** Data section **
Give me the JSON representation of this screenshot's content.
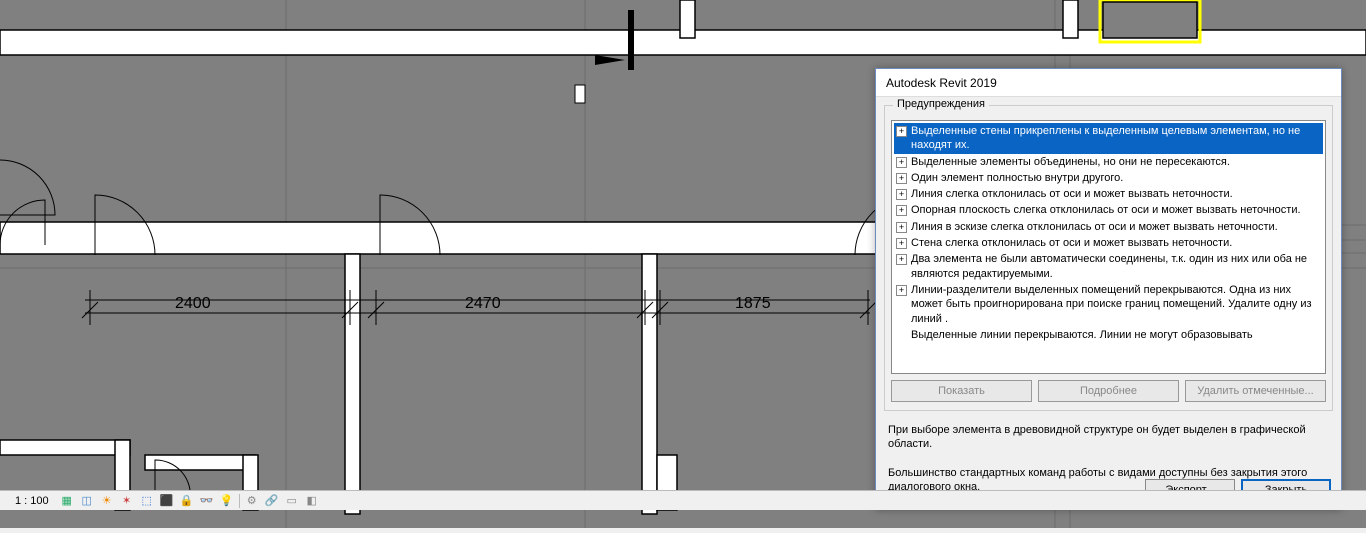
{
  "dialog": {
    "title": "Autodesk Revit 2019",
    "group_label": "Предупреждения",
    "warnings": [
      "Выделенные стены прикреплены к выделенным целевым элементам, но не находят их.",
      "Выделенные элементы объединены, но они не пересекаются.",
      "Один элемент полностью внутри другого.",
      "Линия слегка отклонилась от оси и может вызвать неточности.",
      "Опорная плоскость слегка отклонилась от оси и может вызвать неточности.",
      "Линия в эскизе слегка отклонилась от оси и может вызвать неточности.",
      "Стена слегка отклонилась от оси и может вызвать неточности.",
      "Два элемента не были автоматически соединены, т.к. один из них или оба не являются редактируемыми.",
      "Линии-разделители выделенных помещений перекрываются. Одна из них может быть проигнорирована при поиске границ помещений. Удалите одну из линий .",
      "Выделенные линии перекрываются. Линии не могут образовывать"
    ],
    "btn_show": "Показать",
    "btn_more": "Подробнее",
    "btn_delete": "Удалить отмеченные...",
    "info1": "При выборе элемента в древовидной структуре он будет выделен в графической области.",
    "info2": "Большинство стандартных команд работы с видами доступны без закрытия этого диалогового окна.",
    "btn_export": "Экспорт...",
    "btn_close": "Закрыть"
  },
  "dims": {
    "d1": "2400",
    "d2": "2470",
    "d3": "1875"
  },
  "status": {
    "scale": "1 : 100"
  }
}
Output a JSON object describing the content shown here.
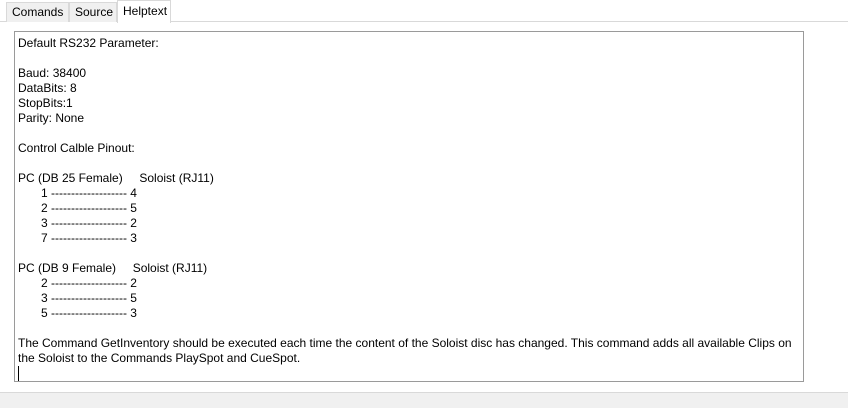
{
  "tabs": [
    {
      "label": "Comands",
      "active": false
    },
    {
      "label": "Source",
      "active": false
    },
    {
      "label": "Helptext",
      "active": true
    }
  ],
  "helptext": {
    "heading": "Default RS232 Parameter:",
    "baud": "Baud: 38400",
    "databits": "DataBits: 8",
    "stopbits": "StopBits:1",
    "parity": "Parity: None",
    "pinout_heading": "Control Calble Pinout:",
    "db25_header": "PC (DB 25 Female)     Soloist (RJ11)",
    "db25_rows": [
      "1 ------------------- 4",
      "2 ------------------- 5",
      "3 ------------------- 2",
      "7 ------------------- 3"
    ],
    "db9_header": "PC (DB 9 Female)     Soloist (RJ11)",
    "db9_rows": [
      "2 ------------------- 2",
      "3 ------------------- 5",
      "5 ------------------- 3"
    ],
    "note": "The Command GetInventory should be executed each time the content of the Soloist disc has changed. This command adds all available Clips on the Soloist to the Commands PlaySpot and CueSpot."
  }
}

** Description of the task **
Single out each line of the records above with the string "content" in it, and copy it.

** The output **
Give me the JSON representation of this screenshot's content.
Output a JSON object describing the content shown here.
    "note": "The Command GetInventory should be executed each time the content of the Soloist disc has changed. This command adds all available Clips on the Soloist to the Commands PlaySpot and CueSpot."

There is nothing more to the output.